=== Section Start ===

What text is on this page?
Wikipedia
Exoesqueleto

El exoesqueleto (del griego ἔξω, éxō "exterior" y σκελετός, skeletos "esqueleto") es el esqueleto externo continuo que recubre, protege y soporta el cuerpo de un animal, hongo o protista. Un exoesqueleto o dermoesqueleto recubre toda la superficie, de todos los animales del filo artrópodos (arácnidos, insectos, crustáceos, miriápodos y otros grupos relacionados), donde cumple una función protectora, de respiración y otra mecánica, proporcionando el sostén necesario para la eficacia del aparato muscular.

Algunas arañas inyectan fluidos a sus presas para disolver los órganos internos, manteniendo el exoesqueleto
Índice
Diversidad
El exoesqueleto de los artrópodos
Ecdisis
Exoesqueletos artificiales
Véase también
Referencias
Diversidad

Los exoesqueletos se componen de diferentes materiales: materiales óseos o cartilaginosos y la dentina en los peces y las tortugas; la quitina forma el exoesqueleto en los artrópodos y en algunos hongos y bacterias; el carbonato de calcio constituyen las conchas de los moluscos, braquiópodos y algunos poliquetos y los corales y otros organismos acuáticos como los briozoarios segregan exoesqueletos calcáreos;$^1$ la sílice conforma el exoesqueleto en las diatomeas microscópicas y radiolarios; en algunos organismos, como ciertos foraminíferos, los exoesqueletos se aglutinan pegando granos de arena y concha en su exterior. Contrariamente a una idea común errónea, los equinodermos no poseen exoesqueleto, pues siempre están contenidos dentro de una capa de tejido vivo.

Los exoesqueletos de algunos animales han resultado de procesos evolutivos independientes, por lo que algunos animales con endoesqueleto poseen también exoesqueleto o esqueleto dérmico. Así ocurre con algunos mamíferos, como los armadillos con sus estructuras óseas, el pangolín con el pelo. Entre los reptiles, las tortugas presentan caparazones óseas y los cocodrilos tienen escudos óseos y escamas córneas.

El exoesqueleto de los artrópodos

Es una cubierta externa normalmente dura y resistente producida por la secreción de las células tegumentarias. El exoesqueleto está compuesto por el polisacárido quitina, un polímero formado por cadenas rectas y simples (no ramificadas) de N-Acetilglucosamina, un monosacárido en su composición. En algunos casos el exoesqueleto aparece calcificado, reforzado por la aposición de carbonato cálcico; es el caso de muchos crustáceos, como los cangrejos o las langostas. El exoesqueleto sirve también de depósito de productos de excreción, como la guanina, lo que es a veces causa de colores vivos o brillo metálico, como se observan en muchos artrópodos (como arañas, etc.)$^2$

=== Section End ===
=== Section Start ===

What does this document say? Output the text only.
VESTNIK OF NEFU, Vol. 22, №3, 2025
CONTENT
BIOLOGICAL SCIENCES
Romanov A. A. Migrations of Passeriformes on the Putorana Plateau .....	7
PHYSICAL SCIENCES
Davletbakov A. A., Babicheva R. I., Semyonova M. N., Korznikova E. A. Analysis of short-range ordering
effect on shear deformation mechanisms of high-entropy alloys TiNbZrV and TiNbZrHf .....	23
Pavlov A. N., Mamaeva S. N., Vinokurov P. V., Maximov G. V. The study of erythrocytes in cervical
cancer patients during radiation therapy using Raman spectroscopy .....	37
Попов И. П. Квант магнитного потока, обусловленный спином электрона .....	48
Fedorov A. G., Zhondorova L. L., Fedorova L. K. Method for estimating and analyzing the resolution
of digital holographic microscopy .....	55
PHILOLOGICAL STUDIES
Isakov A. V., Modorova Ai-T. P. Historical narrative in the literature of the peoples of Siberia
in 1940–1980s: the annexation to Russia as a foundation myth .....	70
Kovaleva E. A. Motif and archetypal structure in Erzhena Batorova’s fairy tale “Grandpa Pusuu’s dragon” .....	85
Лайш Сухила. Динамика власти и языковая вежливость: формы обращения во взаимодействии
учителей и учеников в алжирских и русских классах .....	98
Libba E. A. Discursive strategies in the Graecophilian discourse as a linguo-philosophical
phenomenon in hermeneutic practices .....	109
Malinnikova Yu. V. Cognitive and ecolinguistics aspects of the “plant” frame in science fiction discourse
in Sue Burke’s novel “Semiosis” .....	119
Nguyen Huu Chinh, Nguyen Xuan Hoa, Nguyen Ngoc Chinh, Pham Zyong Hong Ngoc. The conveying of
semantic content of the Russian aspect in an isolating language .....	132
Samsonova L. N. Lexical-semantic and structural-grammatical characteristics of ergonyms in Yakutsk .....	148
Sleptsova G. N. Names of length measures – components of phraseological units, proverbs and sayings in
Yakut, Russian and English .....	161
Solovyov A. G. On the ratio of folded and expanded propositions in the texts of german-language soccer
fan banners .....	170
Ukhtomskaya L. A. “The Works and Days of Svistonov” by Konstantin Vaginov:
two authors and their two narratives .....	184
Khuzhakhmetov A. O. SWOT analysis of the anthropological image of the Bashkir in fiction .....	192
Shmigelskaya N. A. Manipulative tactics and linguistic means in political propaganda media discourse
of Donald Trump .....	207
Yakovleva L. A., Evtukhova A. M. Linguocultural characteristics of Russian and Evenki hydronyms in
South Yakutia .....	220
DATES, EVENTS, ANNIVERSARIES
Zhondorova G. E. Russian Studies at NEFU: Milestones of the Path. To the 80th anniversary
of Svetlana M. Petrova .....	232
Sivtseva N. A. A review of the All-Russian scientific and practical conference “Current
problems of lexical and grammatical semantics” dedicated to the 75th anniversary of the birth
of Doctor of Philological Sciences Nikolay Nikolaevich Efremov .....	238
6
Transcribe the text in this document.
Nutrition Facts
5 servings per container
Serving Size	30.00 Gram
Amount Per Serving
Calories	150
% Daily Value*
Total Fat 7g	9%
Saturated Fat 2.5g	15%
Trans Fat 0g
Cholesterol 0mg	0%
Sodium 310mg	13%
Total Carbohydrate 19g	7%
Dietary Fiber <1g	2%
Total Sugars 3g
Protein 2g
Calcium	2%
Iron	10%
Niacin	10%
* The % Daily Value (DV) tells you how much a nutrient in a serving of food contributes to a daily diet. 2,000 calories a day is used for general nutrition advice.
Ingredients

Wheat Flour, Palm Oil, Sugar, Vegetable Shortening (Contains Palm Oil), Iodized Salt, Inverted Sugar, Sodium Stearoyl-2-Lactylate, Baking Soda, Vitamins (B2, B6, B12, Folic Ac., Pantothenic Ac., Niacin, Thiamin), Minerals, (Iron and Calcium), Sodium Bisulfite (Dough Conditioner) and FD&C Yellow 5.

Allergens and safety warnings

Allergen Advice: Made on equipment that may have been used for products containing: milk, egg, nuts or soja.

=== Section End ===
=== Section Start ===

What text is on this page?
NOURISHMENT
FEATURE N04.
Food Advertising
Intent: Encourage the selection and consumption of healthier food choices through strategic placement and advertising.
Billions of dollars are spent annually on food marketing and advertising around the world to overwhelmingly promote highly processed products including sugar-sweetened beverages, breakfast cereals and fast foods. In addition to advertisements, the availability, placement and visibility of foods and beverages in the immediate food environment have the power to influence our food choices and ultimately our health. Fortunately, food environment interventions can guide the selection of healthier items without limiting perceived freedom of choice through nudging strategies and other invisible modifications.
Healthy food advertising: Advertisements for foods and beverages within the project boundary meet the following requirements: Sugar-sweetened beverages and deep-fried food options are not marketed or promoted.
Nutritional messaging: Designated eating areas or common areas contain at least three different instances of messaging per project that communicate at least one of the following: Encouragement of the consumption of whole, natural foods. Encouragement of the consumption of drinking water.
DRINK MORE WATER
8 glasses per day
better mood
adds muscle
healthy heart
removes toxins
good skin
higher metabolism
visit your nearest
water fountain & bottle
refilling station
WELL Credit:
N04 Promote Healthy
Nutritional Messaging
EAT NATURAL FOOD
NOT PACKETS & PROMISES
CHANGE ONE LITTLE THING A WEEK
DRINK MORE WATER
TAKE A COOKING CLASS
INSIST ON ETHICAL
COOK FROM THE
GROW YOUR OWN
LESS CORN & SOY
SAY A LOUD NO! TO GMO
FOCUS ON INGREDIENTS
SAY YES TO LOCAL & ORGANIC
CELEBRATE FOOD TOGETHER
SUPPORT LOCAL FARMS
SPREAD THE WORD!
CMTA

=== Section End ===

(About this exercise): Where the material contains a line with "fiction", return that line.

(Answer below):
Malinnikova Yu. V. Cognitive and ecolinguistics aspects of the “plant” frame in science fiction discourse
Khuzhakhmetov A. O. SWOT analysis of the anthropological image of the Bashkir in fiction .....	192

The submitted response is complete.